== Short exercise ==
Find the word "的割线AB的倾斜角为" in the data. Return every line where it appears.

== Raw data ==
━━━━━━━━━━━━━━━━━━━━

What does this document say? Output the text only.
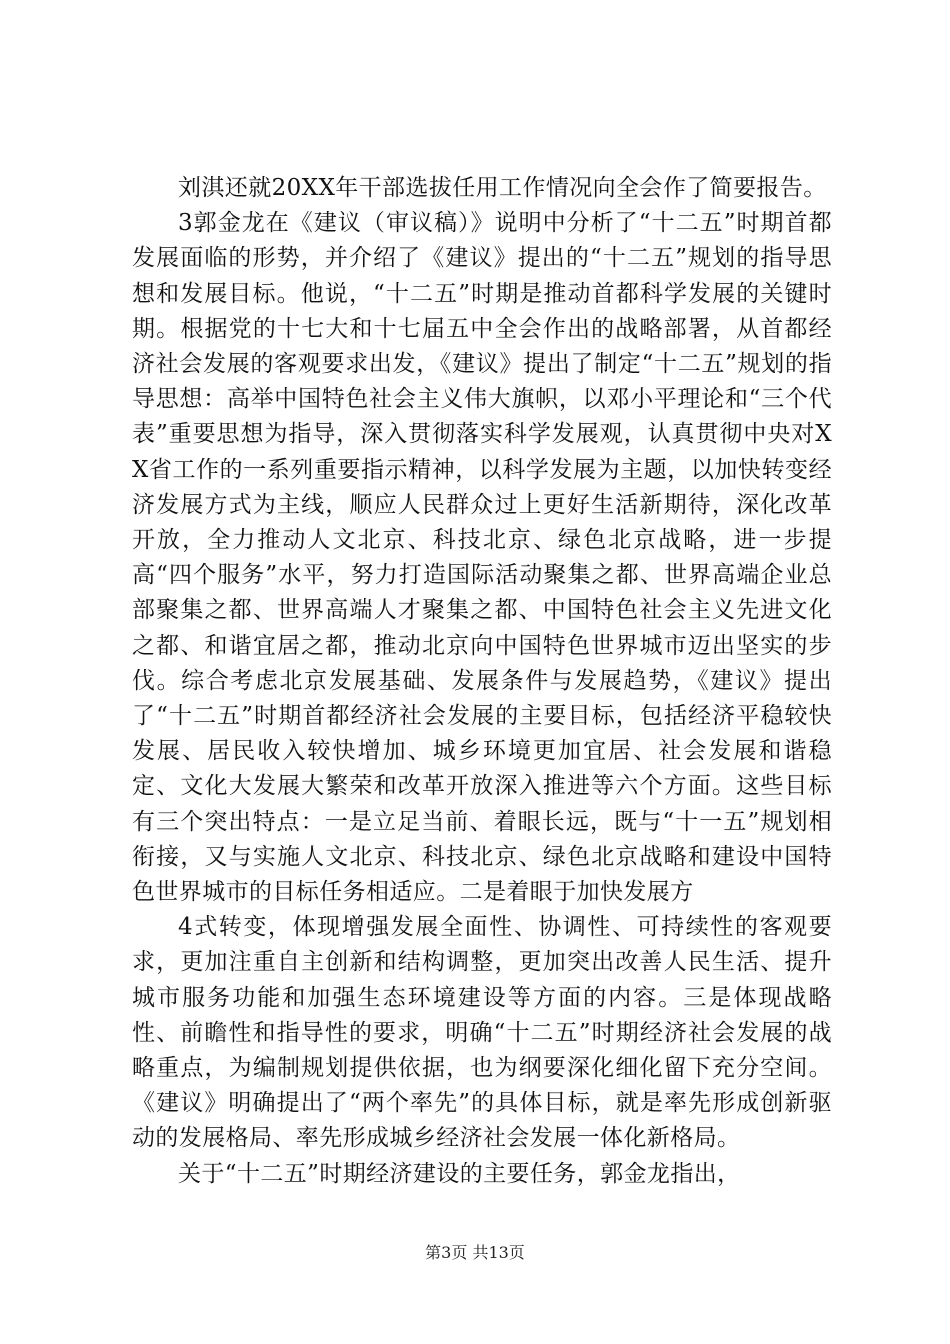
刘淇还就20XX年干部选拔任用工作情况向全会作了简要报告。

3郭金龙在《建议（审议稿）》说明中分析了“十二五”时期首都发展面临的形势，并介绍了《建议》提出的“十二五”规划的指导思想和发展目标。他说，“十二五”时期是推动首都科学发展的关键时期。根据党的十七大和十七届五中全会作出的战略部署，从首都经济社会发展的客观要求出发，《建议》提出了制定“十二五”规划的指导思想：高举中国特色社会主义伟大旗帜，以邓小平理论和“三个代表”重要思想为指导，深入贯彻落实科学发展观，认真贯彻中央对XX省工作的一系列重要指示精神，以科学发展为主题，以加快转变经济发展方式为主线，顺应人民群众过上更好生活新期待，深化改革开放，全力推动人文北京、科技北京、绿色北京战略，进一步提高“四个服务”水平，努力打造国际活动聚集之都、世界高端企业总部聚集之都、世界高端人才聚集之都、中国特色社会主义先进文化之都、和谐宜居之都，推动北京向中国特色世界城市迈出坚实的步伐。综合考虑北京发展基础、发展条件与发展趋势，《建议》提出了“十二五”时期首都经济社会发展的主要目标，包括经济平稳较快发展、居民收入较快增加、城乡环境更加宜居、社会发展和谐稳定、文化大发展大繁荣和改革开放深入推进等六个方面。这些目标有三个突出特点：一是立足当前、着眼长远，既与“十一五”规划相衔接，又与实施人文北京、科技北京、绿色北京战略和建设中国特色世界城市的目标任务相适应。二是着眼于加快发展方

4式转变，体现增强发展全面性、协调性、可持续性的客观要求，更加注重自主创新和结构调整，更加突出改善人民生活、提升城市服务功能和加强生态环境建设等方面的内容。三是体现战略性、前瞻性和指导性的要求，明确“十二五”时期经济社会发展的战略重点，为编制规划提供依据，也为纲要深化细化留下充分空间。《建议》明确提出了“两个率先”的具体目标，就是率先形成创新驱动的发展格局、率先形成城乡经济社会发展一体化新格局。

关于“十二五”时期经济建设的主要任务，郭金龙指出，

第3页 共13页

━━━━━━━━━━━━━━━━━━━━

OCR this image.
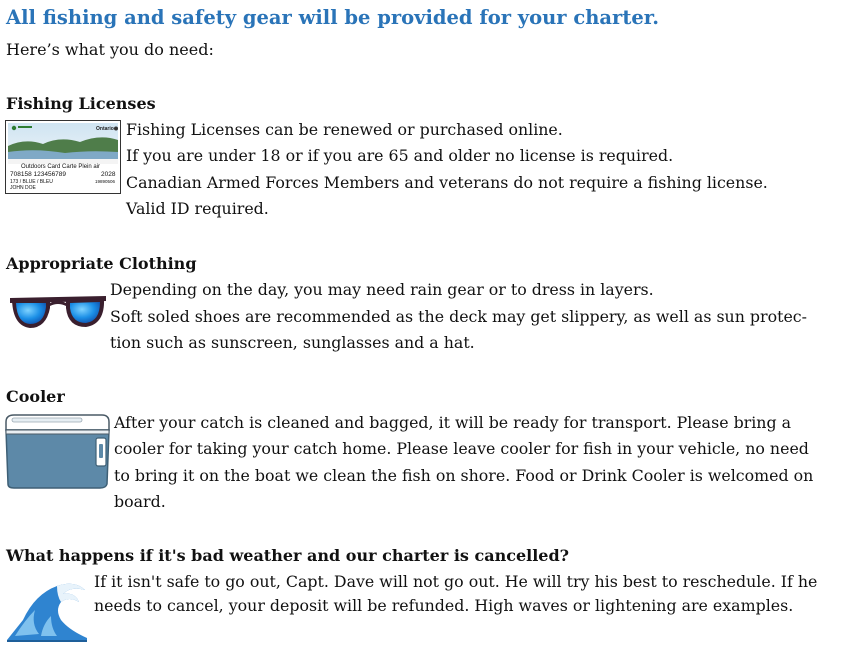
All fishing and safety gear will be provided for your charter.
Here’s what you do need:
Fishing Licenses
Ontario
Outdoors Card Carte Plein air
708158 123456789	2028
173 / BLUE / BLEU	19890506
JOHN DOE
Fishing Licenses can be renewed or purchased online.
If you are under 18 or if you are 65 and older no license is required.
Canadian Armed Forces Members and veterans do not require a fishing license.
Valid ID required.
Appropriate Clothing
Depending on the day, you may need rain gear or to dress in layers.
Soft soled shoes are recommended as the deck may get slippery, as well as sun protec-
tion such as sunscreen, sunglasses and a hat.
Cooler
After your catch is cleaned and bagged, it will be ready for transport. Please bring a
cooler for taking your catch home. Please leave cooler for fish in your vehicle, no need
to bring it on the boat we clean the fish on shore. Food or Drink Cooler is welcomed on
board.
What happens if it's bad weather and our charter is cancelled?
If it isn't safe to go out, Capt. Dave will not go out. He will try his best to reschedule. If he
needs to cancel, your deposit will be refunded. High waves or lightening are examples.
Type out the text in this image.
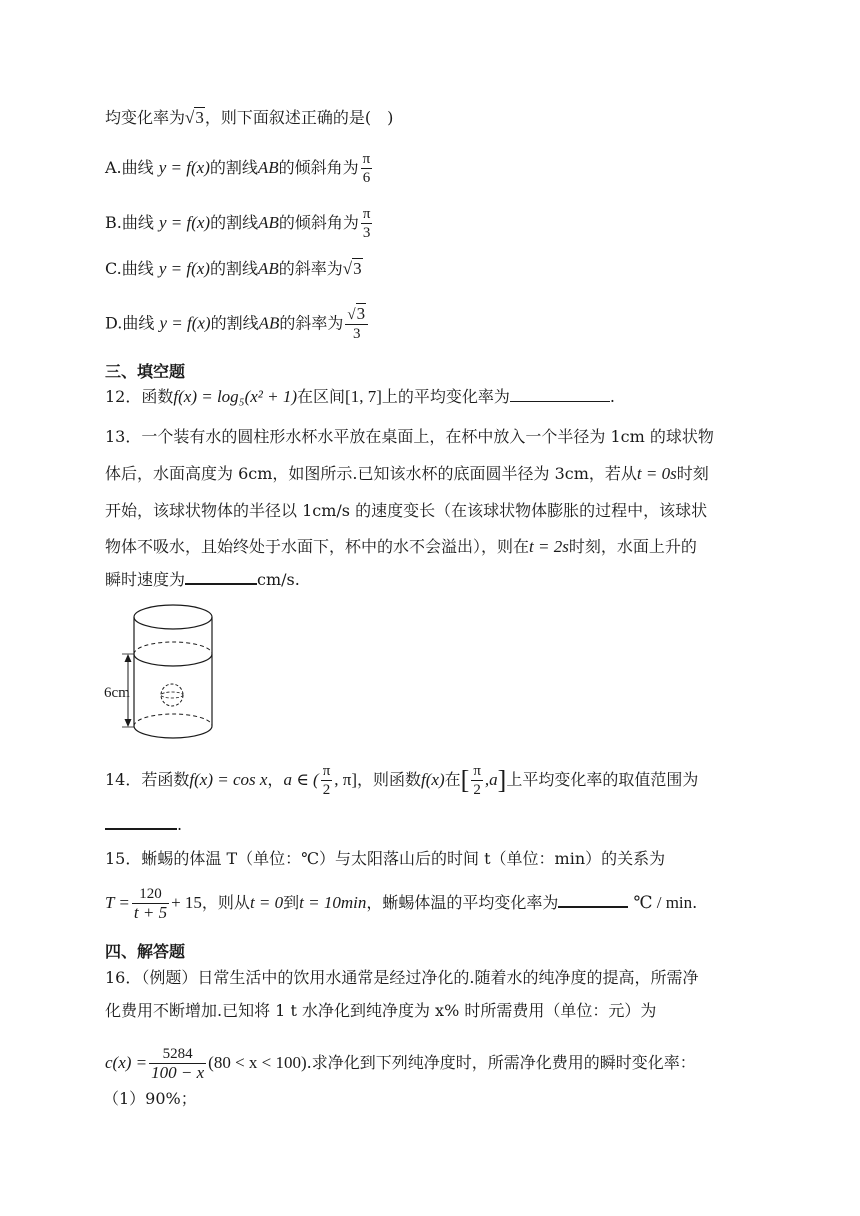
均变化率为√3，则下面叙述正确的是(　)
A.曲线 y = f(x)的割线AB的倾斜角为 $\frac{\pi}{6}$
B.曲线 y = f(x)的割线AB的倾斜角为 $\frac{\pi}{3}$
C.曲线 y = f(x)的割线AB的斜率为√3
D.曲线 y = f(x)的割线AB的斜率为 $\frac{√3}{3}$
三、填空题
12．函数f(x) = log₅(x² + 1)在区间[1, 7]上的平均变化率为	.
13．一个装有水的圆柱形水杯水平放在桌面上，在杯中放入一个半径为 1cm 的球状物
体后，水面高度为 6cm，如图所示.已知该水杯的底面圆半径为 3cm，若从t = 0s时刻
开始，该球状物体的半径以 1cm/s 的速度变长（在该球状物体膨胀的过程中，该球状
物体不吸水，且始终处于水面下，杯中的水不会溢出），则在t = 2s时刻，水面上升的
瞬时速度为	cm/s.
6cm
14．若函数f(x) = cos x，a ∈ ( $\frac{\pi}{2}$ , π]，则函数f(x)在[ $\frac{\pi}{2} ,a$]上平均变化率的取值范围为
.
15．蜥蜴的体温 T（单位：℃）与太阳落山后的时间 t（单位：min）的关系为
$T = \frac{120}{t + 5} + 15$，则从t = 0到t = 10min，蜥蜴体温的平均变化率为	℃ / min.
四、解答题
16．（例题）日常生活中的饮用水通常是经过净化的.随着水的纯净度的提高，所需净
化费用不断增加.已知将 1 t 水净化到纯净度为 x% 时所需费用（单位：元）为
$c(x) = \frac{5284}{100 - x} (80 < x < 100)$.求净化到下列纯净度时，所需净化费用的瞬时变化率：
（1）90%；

━━━━━━━━━━━━━━━━━━━━

== Result ==
A.曲线 y = f(x)的割线AB的倾斜角为 $\frac{\pi}{6}$
B.曲线 y = f(x)的割线AB的倾斜角为 $\frac{\pi}{3}$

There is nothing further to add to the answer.